TEXTO DA PÁGINA »
Estava capaz de pegar na velha mala verde com rodinhas e de nela enfiar, sem pensar demasiado, uma meia dúzia de mudas de roupa, uns livros, não muitos, e o essencial para os devidos cuidados de higiene e limpeza. E ainda um perfume. O "Intense" do Hugo Boss, um dos meus favoritos, por ser doce, por ser intenso. Mulher que se preze não sai à rua sem perfume .



Pois estava capaz de ir rever Florença. Sim, Florença, porque não? Sempre sonhei poder um dia lá voltar. Esta frase cheira-me a frase feita, mas é o que se pode arranjar. Nunca prometi ser muito original. Desengane-se quem visita o blog da Margarida em busca de intelectualidades. A Margarida é simples, como a flor que lhe deu o nome.

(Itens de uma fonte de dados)
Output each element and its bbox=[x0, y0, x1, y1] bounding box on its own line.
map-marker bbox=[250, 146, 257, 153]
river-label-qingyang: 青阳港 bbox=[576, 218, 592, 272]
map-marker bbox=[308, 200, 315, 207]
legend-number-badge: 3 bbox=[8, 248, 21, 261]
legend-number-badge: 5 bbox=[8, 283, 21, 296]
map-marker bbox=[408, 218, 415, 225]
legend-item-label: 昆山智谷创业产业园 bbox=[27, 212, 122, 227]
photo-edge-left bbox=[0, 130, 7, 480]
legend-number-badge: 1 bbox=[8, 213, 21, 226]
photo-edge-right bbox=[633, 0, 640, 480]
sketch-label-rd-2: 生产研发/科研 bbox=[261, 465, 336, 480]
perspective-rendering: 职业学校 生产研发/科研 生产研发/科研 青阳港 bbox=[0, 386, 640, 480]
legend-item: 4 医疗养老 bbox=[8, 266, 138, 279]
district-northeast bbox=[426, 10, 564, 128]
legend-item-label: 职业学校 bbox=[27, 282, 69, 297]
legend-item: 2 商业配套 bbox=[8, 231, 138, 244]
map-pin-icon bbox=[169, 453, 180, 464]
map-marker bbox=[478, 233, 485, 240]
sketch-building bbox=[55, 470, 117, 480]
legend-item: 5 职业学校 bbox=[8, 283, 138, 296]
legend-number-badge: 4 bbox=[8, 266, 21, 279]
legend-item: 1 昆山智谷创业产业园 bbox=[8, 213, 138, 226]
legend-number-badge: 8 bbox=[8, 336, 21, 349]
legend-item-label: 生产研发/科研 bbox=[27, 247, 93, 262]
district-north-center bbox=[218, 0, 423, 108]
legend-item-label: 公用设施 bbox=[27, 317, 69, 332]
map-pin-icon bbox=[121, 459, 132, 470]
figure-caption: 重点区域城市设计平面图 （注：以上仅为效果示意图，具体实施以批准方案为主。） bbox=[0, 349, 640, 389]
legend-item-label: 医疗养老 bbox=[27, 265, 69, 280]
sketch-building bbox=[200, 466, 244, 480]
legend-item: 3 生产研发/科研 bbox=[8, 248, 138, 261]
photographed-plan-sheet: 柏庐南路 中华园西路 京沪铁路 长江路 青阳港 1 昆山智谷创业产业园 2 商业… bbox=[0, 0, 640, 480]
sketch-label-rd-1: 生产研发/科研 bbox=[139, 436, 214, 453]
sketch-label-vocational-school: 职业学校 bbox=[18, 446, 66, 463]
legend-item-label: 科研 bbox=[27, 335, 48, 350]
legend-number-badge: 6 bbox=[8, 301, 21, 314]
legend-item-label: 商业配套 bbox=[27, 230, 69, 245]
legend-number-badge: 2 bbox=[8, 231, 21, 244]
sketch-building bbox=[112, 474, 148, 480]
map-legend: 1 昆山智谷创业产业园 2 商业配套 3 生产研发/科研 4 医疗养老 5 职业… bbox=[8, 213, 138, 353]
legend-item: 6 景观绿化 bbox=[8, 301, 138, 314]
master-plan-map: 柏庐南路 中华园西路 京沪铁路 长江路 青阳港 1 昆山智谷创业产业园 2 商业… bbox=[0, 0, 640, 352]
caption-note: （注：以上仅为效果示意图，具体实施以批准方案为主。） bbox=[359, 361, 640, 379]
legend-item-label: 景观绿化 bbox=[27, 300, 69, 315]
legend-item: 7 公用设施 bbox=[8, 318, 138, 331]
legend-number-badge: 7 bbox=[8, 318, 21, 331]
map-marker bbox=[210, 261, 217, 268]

PROBLEMA 1 » Transcreva do texto da página, por favor, tudo desde "Pois estava capaz" até "deu o nome.".
PROBLEMA 2 » Reescreva de forma mais breve o parágrafo do texto da página que começa por "Estava capaz de pegar", conservando os factos principais.
Os registos não fazem falta aqui.

RESOLUÇÃO ESCRITA 1 »
Pois estava capaz de ir rever Florença. Sim, Florença, porque não? Sempre sonhei poder um dia lá voltar. Esta frase cheira-me a frase feita, mas é o que se pode arranjar. Nunca prometi ser muito original. Desengane-se quem visita o blog da Margarida em busca de intelectualidades. A Margarida é simples, como a flor que lhe deu o nome.

RESOLUÇÃO ESCRITA 2 » Estava capaz de meter na velha mala verde com rodinhas meia dúzia de mudas de roupa, alguns livros, o essencial para a higiene e ainda o perfume "Intense" do Hugo Boss, um dos meus favoritos por ser doce e intenso. Mulher que se preze não sai à rua sem perfume.